═════ DATA FOR THIS EXERCISE ═════

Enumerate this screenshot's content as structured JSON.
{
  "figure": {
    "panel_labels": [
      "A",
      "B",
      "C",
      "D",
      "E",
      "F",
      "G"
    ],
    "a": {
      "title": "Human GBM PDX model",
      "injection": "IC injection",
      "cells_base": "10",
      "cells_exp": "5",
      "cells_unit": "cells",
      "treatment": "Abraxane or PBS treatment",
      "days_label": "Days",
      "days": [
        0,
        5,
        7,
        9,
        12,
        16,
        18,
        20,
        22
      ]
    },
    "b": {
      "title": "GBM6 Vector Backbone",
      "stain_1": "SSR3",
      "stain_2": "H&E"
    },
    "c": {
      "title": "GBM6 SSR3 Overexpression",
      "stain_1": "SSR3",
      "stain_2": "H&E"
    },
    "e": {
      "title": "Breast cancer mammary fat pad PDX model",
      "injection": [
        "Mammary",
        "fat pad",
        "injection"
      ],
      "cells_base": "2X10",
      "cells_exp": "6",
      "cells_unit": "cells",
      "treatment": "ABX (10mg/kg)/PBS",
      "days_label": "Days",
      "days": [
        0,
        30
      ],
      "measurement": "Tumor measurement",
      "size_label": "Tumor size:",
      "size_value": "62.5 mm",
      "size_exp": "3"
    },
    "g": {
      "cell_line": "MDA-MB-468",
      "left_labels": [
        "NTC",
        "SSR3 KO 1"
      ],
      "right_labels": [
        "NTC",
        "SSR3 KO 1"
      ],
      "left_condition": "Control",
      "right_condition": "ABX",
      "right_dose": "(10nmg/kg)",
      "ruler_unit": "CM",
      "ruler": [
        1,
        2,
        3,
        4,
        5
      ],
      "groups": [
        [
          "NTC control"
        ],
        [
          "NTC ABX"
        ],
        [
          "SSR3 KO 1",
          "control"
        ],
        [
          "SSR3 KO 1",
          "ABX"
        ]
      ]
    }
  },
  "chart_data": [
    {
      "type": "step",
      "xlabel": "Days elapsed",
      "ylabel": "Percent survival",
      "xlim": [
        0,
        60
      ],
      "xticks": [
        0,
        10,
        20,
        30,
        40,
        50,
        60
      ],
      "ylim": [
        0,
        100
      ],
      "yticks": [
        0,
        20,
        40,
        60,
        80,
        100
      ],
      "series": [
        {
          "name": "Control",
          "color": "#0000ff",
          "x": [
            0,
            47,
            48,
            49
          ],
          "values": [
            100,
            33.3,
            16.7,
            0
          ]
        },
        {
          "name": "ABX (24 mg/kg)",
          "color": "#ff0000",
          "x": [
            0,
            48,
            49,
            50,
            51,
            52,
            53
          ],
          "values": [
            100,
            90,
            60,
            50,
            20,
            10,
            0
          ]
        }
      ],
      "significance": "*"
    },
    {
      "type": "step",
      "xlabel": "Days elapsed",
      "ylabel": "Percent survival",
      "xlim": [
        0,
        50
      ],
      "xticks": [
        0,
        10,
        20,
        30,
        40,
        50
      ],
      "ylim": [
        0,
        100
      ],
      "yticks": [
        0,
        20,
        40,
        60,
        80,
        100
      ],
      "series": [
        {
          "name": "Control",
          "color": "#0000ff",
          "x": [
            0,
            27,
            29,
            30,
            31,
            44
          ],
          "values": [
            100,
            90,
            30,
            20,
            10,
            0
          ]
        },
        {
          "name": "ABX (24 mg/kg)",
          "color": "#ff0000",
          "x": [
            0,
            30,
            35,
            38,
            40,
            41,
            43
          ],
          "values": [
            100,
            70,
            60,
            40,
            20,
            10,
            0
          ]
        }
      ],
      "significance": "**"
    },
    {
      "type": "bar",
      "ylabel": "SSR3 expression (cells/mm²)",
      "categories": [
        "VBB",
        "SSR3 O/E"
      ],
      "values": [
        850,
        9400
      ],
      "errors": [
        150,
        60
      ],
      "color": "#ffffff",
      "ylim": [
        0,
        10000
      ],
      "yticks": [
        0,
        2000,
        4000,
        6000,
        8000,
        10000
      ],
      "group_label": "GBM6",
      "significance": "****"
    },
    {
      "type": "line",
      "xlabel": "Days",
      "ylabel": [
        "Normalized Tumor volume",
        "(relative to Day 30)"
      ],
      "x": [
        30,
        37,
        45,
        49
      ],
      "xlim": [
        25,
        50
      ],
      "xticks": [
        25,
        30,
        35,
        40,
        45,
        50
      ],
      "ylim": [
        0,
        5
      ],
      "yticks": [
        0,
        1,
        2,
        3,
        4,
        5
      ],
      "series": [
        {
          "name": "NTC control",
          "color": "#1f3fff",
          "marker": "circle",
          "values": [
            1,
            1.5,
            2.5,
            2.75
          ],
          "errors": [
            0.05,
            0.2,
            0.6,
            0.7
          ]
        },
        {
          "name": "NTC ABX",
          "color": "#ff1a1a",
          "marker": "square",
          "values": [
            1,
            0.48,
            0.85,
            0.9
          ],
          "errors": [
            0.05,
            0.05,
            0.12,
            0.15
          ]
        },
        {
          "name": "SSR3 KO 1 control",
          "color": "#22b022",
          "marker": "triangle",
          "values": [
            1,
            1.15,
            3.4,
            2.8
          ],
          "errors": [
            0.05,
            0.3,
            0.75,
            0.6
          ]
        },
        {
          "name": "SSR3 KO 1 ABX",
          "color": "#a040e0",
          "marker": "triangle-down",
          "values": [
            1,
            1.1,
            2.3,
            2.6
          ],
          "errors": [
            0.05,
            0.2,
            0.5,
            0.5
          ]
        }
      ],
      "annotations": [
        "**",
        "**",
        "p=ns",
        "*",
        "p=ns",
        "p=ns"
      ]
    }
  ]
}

═════

_REQUIREMENT_
Each line in the material above that mentions the word "significance" must be copied.

_RESULT BELOW_
      "significance": "*"
      "significance": "**"
      "significance": "****"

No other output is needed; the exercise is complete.